* start RECORD EXCERPTS *

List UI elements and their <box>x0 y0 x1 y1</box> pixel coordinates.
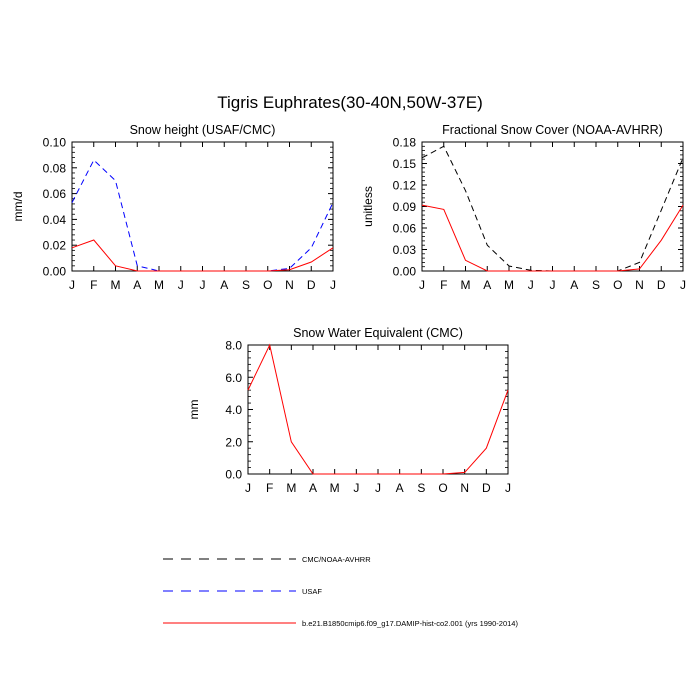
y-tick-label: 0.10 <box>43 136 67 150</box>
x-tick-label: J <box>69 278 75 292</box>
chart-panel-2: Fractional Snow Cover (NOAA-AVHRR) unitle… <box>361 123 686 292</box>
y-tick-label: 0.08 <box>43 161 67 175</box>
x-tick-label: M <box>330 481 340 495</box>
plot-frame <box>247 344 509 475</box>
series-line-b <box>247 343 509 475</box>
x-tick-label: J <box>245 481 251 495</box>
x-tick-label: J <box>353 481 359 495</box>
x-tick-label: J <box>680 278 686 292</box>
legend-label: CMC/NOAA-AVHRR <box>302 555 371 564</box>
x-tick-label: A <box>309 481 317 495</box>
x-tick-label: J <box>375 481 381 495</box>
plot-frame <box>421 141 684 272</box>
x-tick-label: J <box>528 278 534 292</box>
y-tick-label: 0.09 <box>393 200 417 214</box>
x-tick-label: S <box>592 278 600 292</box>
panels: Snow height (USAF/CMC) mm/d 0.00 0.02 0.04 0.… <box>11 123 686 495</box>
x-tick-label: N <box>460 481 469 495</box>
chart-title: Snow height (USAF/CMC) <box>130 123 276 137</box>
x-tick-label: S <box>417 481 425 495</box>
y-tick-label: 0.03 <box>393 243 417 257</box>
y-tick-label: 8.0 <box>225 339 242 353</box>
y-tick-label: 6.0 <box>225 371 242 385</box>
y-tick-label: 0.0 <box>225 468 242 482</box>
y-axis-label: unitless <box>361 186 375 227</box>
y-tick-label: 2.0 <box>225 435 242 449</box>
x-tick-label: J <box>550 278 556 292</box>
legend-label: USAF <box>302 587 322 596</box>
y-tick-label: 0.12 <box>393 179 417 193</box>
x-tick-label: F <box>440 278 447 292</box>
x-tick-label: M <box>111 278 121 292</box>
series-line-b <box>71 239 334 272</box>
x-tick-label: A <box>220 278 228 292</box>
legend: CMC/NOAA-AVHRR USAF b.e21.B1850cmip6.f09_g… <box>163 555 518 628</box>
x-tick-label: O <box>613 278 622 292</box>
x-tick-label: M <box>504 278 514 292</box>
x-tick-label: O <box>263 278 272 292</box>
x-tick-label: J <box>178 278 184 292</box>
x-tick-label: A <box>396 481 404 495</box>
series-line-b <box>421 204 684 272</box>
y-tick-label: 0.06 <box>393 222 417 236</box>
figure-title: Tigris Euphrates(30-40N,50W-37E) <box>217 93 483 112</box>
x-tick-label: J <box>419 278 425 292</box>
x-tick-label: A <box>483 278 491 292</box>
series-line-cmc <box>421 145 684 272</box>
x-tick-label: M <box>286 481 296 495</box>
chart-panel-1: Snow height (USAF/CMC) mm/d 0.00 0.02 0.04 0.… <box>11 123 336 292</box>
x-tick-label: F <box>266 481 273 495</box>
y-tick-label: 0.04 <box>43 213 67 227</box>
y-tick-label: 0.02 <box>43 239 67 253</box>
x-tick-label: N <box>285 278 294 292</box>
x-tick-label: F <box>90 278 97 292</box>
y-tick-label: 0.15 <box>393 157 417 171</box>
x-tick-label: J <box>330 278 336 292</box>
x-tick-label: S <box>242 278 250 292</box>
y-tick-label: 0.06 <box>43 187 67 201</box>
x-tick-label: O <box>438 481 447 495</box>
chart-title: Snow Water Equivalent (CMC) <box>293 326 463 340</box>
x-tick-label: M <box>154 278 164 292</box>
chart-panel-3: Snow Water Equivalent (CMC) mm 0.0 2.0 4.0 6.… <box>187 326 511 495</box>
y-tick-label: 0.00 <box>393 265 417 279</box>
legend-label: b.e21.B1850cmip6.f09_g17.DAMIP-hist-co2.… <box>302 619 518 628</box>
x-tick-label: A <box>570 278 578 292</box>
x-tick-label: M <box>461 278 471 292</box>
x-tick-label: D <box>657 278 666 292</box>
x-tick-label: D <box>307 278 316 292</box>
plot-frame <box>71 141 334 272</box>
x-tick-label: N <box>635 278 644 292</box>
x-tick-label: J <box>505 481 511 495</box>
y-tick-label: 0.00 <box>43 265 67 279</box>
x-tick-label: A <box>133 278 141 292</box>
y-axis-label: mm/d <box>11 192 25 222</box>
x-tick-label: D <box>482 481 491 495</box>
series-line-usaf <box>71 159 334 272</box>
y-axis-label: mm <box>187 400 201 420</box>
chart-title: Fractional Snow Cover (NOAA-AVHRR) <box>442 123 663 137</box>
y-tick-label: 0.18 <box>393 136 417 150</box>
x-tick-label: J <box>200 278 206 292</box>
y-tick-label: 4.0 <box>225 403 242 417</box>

* end RECORD EXCERPTS *

Show each line of the items above that contains the string "AVHRR".

[EXERCISE RESULT]:
chart-panel-2: Fractional Snow Cover (NOAA-AVHRR) unitle… <box>361 123 686 292</box>
legend-label: CMC/NOAA-AVHRR <box>302 555 371 564</box>
legend: CMC/NOAA-AVHRR USAF b.e21.B1850cmip6.f09_g… <box>163 555 518 628</box>
chart-title: Fractional Snow Cover (NOAA-AVHRR) <box>442 123 663 137</box>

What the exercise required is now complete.